[Records from a dataset]
┌────────

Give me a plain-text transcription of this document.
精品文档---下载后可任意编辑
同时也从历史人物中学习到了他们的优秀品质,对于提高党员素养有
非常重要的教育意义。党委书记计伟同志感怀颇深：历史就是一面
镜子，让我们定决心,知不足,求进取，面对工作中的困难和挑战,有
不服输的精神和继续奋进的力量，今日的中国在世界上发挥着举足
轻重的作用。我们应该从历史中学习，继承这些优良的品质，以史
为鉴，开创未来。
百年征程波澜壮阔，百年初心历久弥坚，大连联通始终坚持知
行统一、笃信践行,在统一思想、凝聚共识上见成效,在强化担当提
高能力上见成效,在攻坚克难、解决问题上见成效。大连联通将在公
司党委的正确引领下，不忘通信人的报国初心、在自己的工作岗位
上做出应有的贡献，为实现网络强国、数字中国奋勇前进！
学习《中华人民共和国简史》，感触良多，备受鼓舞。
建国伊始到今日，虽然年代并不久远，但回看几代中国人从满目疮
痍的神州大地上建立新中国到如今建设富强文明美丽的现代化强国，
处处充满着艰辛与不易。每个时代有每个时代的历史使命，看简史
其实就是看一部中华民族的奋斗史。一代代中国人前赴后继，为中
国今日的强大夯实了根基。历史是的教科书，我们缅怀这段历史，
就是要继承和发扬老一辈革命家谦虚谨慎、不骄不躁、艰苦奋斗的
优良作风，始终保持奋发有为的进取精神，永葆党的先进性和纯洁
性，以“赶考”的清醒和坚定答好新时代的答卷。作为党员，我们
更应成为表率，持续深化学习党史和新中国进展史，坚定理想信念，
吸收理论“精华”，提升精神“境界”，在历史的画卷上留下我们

└────────

> REQUIRED WORK: Extract all the entries word for word.

> SOLUTION BELOW:
Give me a plain-text transcription of this document.
精品文档---下载后可任意编辑
同时也从历史人物中学习到了他们的优秀品质,对于提高党员素养有
非常重要的教育意义。党委书记计伟同志感怀颇深：历史就是一面
镜子，让我们定决心,知不足,求进取，面对工作中的困难和挑战,有
不服输的精神和继续奋进的力量，今日的中国在世界上发挥着举足
轻重的作用。我们应该从历史中学习，继承这些优良的品质，以史
为鉴，开创未来。
百年征程波澜壮阔，百年初心历久弥坚，大连联通始终坚持知
行统一、笃信践行,在统一思想、凝聚共识上见成效,在强化担当提
高能力上见成效,在攻坚克难、解决问题上见成效。大连联通将在公
司党委的正确引领下，不忘通信人的报国初心、在自己的工作岗位
上做出应有的贡献，为实现网络强国、数字中国奋勇前进！
学习《中华人民共和国简史》，感触良多，备受鼓舞。
建国伊始到今日，虽然年代并不久远，但回看几代中国人从满目疮
痍的神州大地上建立新中国到如今建设富强文明美丽的现代化强国，
处处充满着艰辛与不易。每个时代有每个时代的历史使命，看简史
其实就是看一部中华民族的奋斗史。一代代中国人前赴后继，为中
国今日的强大夯实了根基。历史是的教科书，我们缅怀这段历史，
就是要继承和发扬老一辈革命家谦虚谨慎、不骄不躁、艰苦奋斗的
优良作风，始终保持奋发有为的进取精神，永葆党的先进性和纯洁
性，以“赶考”的清醒和坚定答好新时代的答卷。作为党员，我们
更应成为表率，持续深化学习党史和新中国进展史，坚定理想信念，
吸收理论“精华”，提升精神“境界”，在历史的画卷上留下我们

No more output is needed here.